* _Problem to solve_:
Return the material word for word. Do not include pictures.

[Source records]
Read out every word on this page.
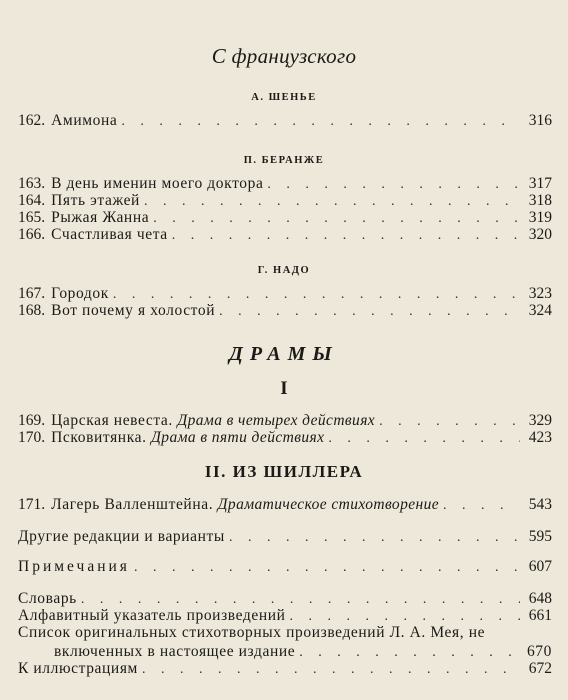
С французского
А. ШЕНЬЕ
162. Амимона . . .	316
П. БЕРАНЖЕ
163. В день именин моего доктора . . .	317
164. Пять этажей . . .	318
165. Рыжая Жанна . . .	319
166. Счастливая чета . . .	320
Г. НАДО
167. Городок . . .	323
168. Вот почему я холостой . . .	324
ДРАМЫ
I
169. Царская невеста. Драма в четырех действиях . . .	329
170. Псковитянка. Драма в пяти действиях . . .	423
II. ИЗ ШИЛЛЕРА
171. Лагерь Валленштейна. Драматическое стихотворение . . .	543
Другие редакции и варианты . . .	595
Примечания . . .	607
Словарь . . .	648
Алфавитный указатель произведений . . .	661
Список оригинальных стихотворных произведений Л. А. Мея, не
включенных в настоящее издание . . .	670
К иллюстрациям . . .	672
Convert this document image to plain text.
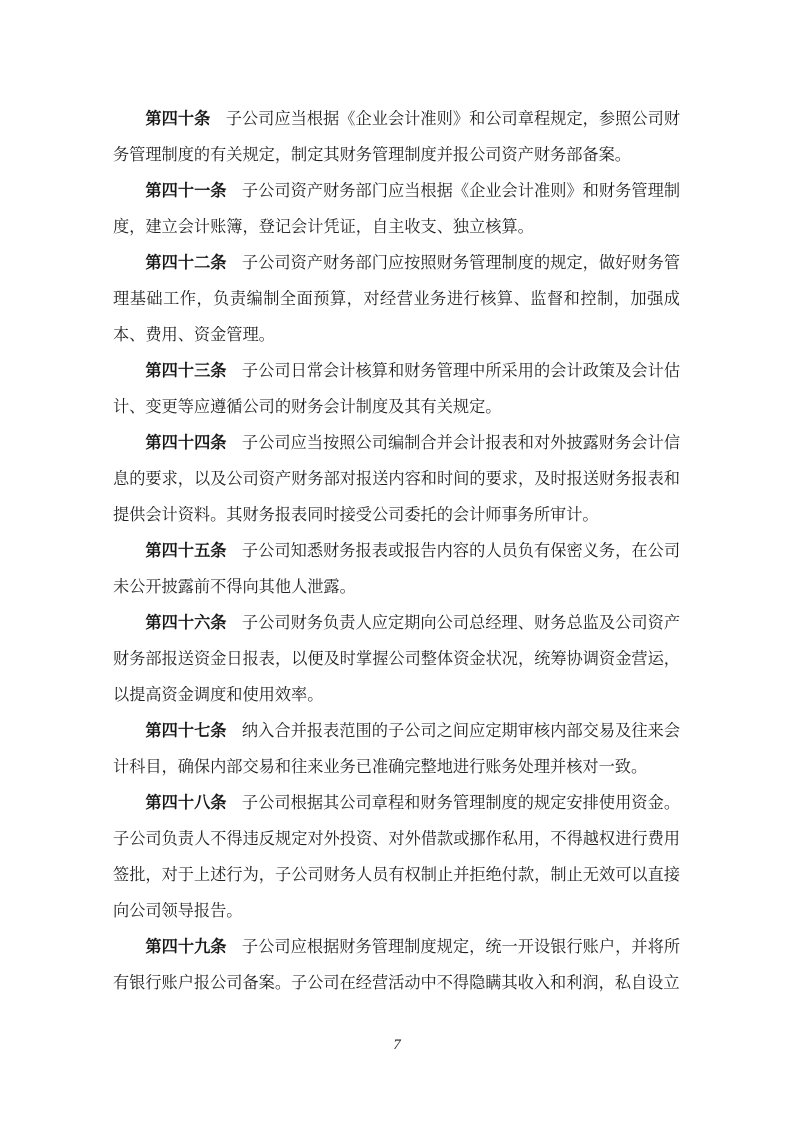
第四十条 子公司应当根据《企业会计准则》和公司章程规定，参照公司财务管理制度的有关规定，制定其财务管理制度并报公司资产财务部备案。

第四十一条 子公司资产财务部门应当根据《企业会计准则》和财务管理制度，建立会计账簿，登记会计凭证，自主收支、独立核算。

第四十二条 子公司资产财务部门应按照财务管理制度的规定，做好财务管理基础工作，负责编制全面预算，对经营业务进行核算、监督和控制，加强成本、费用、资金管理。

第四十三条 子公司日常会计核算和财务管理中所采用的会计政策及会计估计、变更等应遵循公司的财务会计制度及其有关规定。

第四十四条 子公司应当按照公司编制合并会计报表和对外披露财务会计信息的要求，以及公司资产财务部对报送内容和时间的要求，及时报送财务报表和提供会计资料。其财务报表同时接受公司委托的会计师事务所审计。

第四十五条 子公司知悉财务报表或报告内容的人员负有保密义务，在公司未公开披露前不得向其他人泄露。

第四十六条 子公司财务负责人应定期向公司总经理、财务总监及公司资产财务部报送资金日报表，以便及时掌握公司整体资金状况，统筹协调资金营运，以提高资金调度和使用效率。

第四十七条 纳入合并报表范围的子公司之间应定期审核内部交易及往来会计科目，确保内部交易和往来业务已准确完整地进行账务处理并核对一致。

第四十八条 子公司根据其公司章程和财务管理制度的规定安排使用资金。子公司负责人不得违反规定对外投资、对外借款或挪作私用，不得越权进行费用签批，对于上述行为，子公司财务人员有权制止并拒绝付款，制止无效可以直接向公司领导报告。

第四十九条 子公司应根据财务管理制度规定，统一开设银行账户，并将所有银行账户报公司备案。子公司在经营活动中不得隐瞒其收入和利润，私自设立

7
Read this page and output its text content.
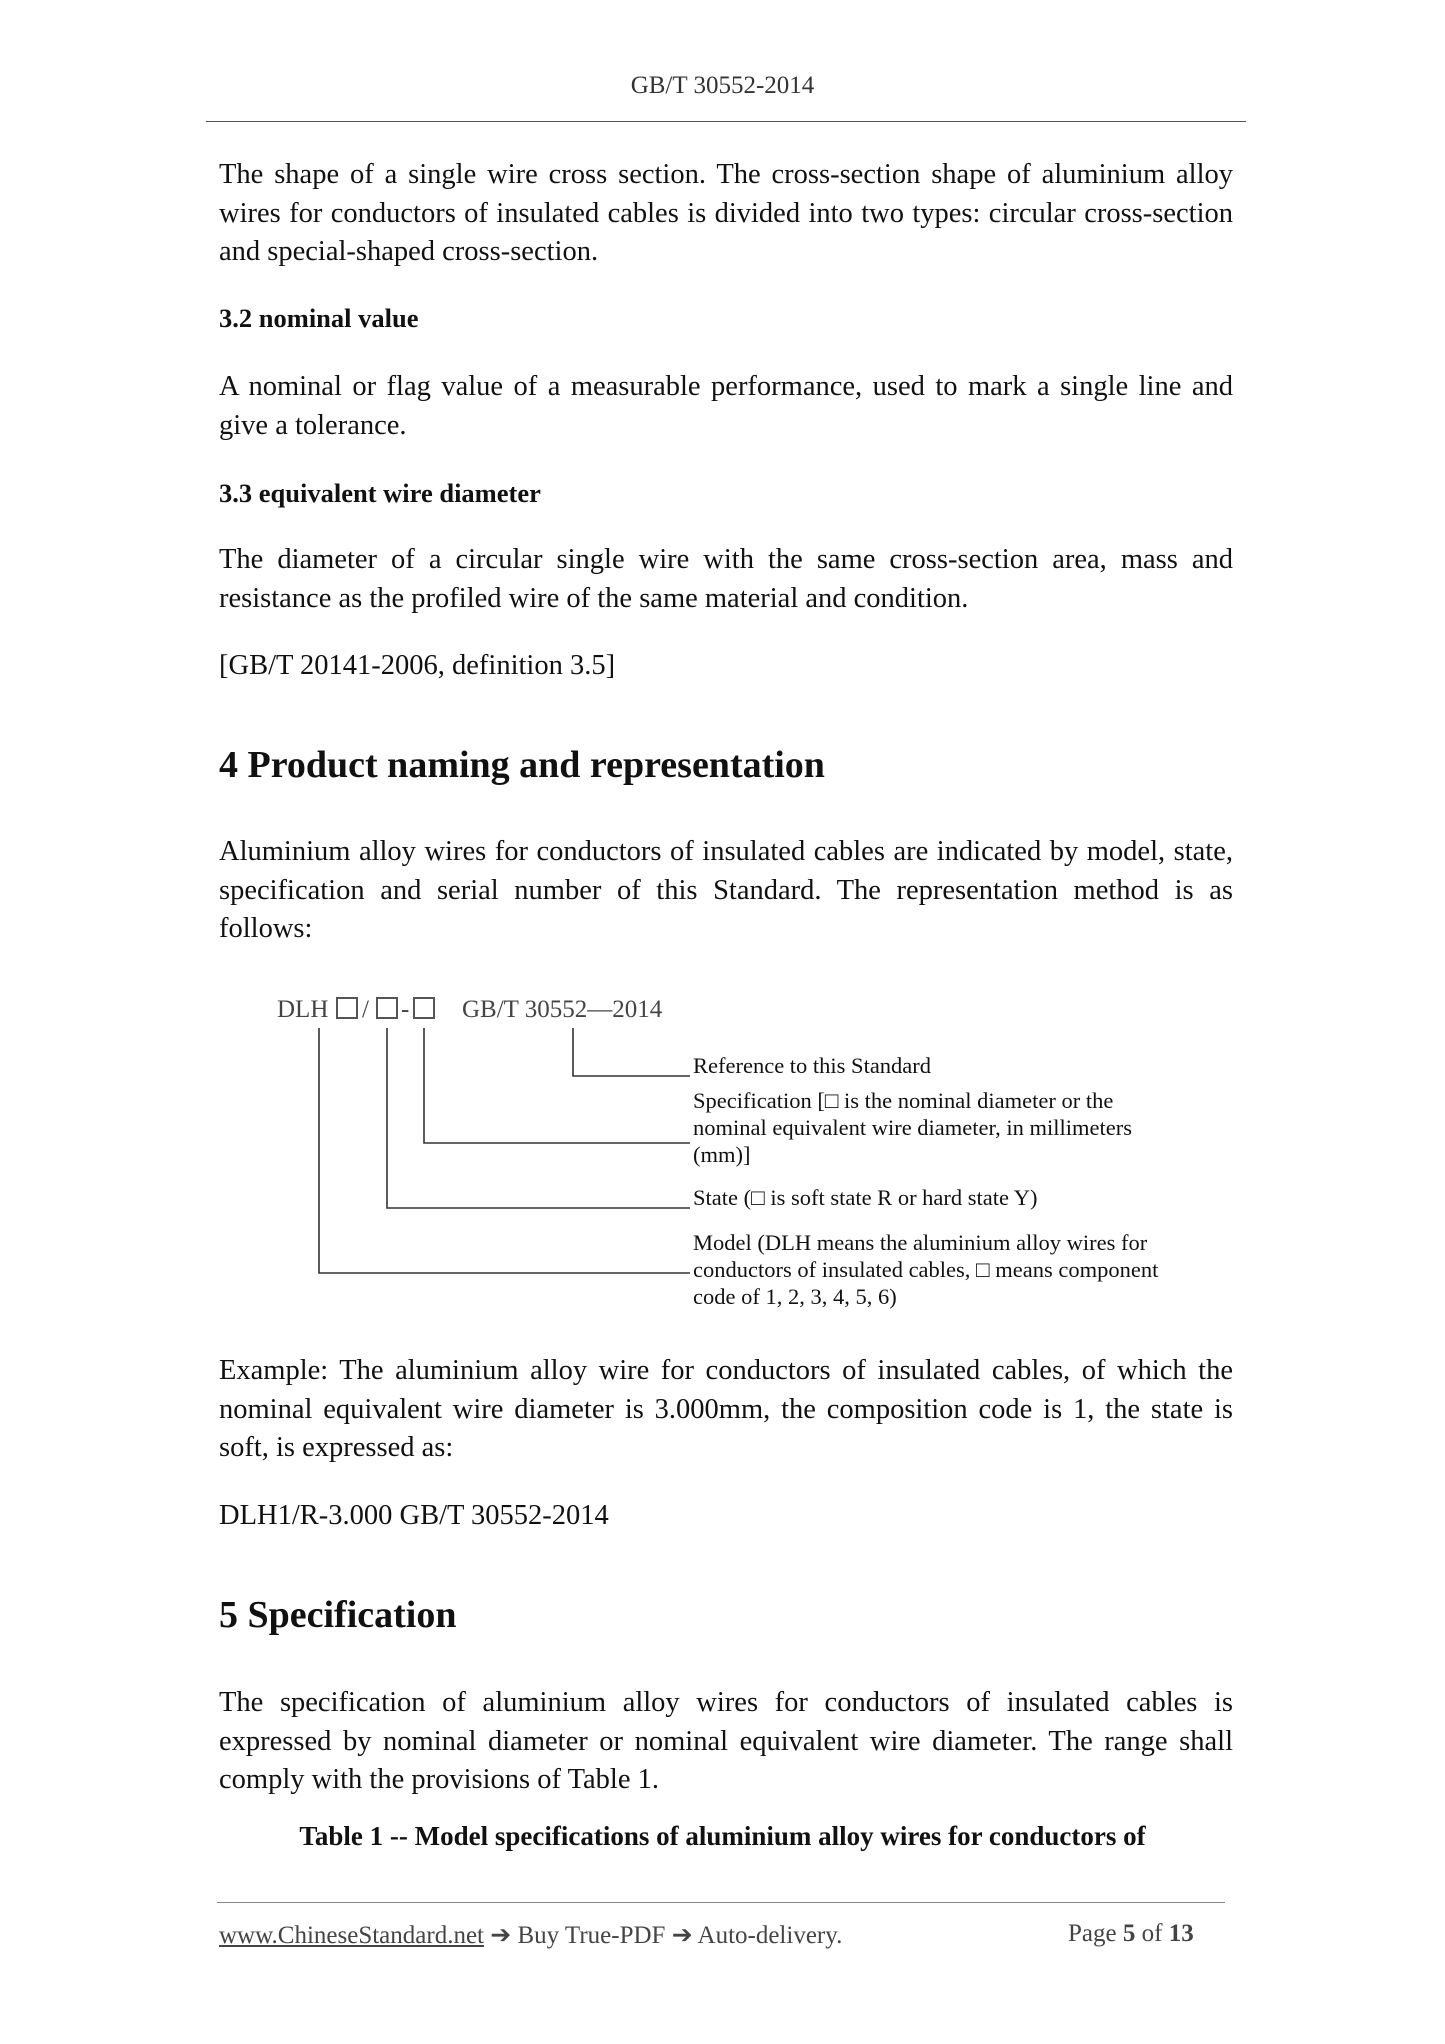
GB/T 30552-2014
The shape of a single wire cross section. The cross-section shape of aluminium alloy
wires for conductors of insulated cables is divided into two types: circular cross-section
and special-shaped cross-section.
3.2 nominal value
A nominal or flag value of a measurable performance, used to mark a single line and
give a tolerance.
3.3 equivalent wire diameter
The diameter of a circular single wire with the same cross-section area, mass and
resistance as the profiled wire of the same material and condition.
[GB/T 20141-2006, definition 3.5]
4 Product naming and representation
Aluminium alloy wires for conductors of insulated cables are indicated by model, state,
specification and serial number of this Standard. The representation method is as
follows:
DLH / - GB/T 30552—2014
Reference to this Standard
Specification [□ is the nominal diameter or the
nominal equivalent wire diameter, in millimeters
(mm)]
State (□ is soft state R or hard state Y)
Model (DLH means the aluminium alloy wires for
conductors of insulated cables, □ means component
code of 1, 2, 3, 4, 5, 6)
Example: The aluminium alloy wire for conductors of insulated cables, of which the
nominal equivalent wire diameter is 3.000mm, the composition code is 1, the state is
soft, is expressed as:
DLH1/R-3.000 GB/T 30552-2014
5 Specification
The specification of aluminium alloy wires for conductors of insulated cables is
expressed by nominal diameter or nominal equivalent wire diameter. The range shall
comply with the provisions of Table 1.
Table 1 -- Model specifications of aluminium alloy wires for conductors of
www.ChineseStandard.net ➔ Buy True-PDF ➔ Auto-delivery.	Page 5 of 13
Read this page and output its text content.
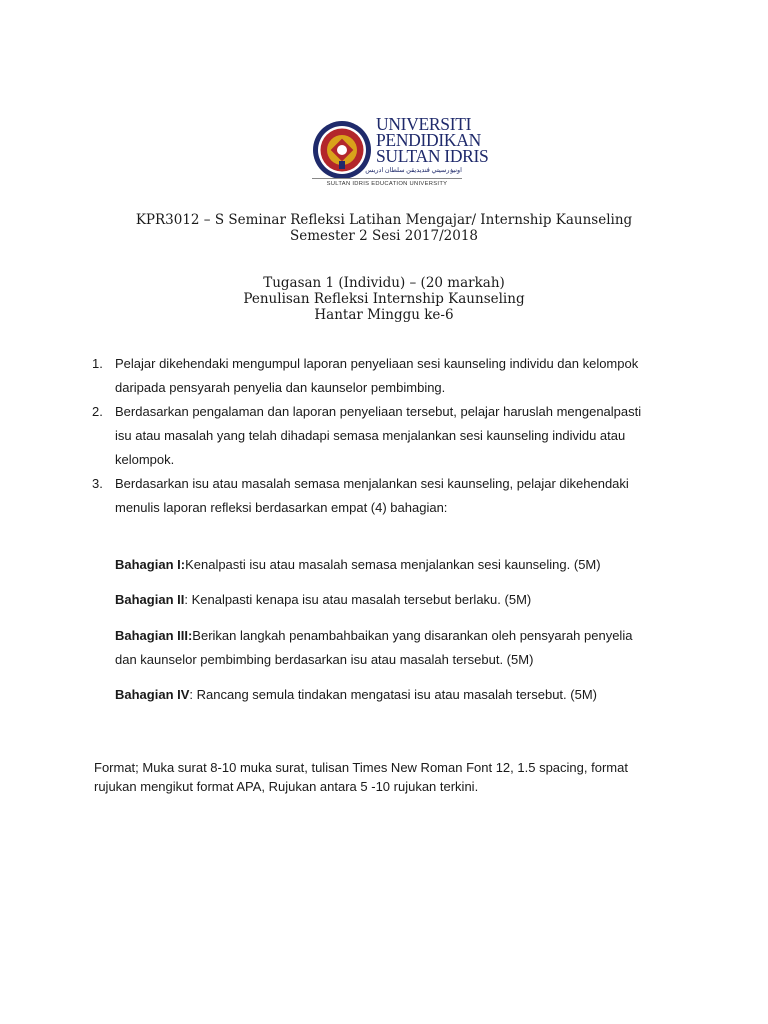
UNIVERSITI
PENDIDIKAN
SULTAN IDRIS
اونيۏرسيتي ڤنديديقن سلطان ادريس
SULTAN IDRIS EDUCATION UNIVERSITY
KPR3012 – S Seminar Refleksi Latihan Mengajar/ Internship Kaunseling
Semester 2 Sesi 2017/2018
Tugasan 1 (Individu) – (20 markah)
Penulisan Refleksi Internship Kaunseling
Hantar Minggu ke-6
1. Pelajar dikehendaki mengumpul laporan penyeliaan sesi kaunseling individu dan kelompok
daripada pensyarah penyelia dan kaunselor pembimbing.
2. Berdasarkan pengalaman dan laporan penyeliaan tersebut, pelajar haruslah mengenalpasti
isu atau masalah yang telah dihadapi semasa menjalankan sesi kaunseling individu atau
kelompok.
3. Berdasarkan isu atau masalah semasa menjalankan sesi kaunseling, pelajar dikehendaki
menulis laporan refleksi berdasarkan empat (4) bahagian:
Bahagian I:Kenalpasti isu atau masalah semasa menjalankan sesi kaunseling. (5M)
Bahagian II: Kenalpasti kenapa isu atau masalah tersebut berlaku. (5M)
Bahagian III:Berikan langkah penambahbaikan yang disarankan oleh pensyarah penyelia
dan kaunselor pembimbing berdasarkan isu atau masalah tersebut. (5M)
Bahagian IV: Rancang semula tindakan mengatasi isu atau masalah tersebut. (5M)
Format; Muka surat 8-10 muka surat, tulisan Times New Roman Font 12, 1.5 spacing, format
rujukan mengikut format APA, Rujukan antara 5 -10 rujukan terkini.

* _Result for this task_:
Read out every word on this page.
С французского
А. ШЕНЬЕ
162. Амимона . . .	316
П. БЕРАНЖЕ
163. В день именин моего доктора . . .	317
164. Пять этажей . . .	318
165. Рыжая Жанна . . .	319
166. Счастливая чета . . .	320
Г. НАДО
167. Городок . . .	323
168. Вот почему я холостой . . .	324
ДРАМЫ
I
169. Царская невеста. Драма в четырех действиях . . .	329
170. Псковитянка. Драма в пяти действиях . . .	423
II. ИЗ ШИЛЛЕРА
171. Лагерь Валленштейна. Драматическое стихотворение . . .	543
Другие редакции и варианты . . .	595
Примечания . . .	607
Словарь . . .	648
Алфавитный указатель произведений . . .	661
Список оригинальных стихотворных произведений Л. А. Мея, не
включенных в настоящее издание . . .	670
К иллюстрациям . . .	672
Convert this document image to plain text.
第四十条 子公司应当根据《企业会计准则》和公司章程规定，参照公司财务管理制度的有关规定，制定其财务管理制度并报公司资产财务部备案。

第四十一条 子公司资产财务部门应当根据《企业会计准则》和财务管理制度，建立会计账簿，登记会计凭证，自主收支、独立核算。

第四十二条 子公司资产财务部门应按照财务管理制度的规定，做好财务管理基础工作，负责编制全面预算，对经营业务进行核算、监督和控制，加强成本、费用、资金管理。

第四十三条 子公司日常会计核算和财务管理中所采用的会计政策及会计估计、变更等应遵循公司的财务会计制度及其有关规定。

第四十四条 子公司应当按照公司编制合并会计报表和对外披露财务会计信息的要求，以及公司资产财务部对报送内容和时间的要求，及时报送财务报表和提供会计资料。其财务报表同时接受公司委托的会计师事务所审计。

第四十五条 子公司知悉财务报表或报告内容的人员负有保密义务，在公司未公开披露前不得向其他人泄露。

第四十六条 子公司财务负责人应定期向公司总经理、财务总监及公司资产财务部报送资金日报表，以便及时掌握公司整体资金状况，统筹协调资金营运，以提高资金调度和使用效率。

第四十七条 纳入合并报表范围的子公司之间应定期审核内部交易及往来会计科目，确保内部交易和往来业务已准确完整地进行账务处理并核对一致。

第四十八条 子公司根据其公司章程和财务管理制度的规定安排使用资金。子公司负责人不得违反规定对外投资、对外借款或挪作私用，不得越权进行费用签批，对于上述行为，子公司财务人员有权制止并拒绝付款，制止无效可以直接向公司领导报告。

第四十九条 子公司应根据财务管理制度规定，统一开设银行账户，并将所有银行账户报公司备案。子公司在经营活动中不得隐瞒其收入和利润，私自设立

7
Read this page and output its text content.
GB/T 30552-2014
The shape of a single wire cross section. The cross-section shape of aluminium alloy
wires for conductors of insulated cables is divided into two types: circular cross-section
and special-shaped cross-section.
3.2 nominal value
A nominal or flag value of a measurable performance, used to mark a single line and
give a tolerance.
3.3 equivalent wire diameter
The diameter of a circular single wire with the same cross-section area, mass and
resistance as the profiled wire of the same material and condition.
[GB/T 20141-2006, definition 3.5]
4 Product naming and representation
Aluminium alloy wires for conductors of insulated cables are indicated by model, state,
specification and serial number of this Standard. The representation method is as
follows:
DLH / - GB/T 30552—2014
Reference to this Standard
Specification [□ is the nominal diameter or the
nominal equivalent wire diameter, in millimeters
(mm)]
State (□ is soft state R or hard state Y)
Model (DLH means the aluminium alloy wires for
conductors of insulated cables, □ means component
code of 1, 2, 3, 4, 5, 6)
Example: The aluminium alloy wire for conductors of insulated cables, of which the
nominal equivalent wire diameter is 3.000mm, the composition code is 1, the state is
soft, is expressed as:
DLH1/R-3.000 GB/T 30552-2014
5 Specification
The specification of aluminium alloy wires for conductors of insulated cables is
expressed by nominal diameter or nominal equivalent wire diameter. The range shall
comply with the provisions of Table 1.
Table 1 -- Model specifications of aluminium alloy wires for conductors of
www.ChineseStandard.net ➔ Buy True-PDF ➔ Auto-delivery.	Page 5 of 13
Read this page and output its text content.
UNIVERSITI
PENDIDIKAN
SULTAN IDRIS
اونيۏرسيتي ڤنديديقن سلطان ادريس
SULTAN IDRIS EDUCATION UNIVERSITY
KPR3012 – S Seminar Refleksi Latihan Mengajar/ Internship Kaunseling
Semester 2 Sesi 2017/2018
Tugasan 1 (Individu) – (20 markah)
Penulisan Refleksi Internship Kaunseling
Hantar Minggu ke-6
1. Pelajar dikehendaki mengumpul laporan penyeliaan sesi kaunseling individu dan kelompok
daripada pensyarah penyelia dan kaunselor pembimbing.
2. Berdasarkan pengalaman dan laporan penyeliaan tersebut, pelajar haruslah mengenalpasti
isu atau masalah yang telah dihadapi semasa menjalankan sesi kaunseling individu atau
kelompok.
3. Berdasarkan isu atau masalah semasa menjalankan sesi kaunseling, pelajar dikehendaki
menulis laporan refleksi berdasarkan empat (4) bahagian:
Bahagian I:Kenalpasti isu atau masalah semasa menjalankan sesi kaunseling. (5M)
Bahagian II: Kenalpasti kenapa isu atau masalah tersebut berlaku. (5M)
Bahagian III:Berikan langkah penambahbaikan yang disarankan oleh pensyarah penyelia
dan kaunselor pembimbing berdasarkan isu atau masalah tersebut. (5M)
Bahagian IV: Rancang semula tindakan mengatasi isu atau masalah tersebut. (5M)
Format; Muka surat 8-10 muka surat, tulisan Times New Roman Font 12, 1.5 spacing, format
rujukan mengikut format APA, Rujukan antara 5 -10 rujukan terkini.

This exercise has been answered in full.